### Stored data
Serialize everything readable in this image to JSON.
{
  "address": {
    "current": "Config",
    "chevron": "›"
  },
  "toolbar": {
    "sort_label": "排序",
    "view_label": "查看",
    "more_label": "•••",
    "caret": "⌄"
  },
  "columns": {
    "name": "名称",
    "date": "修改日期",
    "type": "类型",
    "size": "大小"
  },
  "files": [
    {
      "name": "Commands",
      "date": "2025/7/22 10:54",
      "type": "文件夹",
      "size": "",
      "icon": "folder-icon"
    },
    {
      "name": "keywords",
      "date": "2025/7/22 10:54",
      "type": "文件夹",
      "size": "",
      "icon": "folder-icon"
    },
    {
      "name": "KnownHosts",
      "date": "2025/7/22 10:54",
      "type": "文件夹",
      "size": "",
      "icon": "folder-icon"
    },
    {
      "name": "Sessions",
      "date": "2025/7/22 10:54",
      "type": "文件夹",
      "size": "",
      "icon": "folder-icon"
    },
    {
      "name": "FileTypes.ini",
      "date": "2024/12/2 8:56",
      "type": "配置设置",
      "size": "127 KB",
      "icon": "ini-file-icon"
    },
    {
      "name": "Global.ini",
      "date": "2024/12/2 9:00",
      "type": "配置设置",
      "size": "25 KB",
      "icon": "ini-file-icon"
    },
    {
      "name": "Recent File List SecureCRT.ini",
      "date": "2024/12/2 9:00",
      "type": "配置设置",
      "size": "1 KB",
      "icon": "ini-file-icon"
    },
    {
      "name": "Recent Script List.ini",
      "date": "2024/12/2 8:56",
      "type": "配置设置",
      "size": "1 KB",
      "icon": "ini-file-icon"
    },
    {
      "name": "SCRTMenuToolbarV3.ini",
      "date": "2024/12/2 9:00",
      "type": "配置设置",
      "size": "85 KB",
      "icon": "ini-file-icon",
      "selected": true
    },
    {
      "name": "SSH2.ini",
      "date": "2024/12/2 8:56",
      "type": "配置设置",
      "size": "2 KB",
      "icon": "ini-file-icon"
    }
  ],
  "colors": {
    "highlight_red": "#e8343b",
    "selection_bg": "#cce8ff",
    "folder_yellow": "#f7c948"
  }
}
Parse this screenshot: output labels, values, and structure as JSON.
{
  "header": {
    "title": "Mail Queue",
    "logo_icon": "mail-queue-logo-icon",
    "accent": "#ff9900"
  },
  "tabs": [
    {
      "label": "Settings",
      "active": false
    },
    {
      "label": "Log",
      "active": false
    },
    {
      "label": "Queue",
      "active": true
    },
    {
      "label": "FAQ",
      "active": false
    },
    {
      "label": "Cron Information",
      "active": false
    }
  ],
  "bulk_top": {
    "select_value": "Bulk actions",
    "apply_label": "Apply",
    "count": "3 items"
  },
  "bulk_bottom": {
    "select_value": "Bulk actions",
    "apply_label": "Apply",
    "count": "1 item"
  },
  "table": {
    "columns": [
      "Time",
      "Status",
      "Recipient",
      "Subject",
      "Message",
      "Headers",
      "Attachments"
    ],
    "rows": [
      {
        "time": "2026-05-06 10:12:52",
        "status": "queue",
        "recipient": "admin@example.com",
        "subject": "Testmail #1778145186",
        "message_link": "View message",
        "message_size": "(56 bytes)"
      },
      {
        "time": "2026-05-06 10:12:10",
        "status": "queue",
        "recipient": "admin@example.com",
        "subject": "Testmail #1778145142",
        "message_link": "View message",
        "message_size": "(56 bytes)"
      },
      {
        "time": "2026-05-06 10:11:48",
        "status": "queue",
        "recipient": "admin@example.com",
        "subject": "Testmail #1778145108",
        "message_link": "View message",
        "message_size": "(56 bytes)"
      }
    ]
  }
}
######
* [Written problem] Show, from the material above, each line that includes the string "JSON".

* [Exercise result]
Serialize everything readable in this image to JSON.
Parse this screenshot: output labels, values, and structure as JSON.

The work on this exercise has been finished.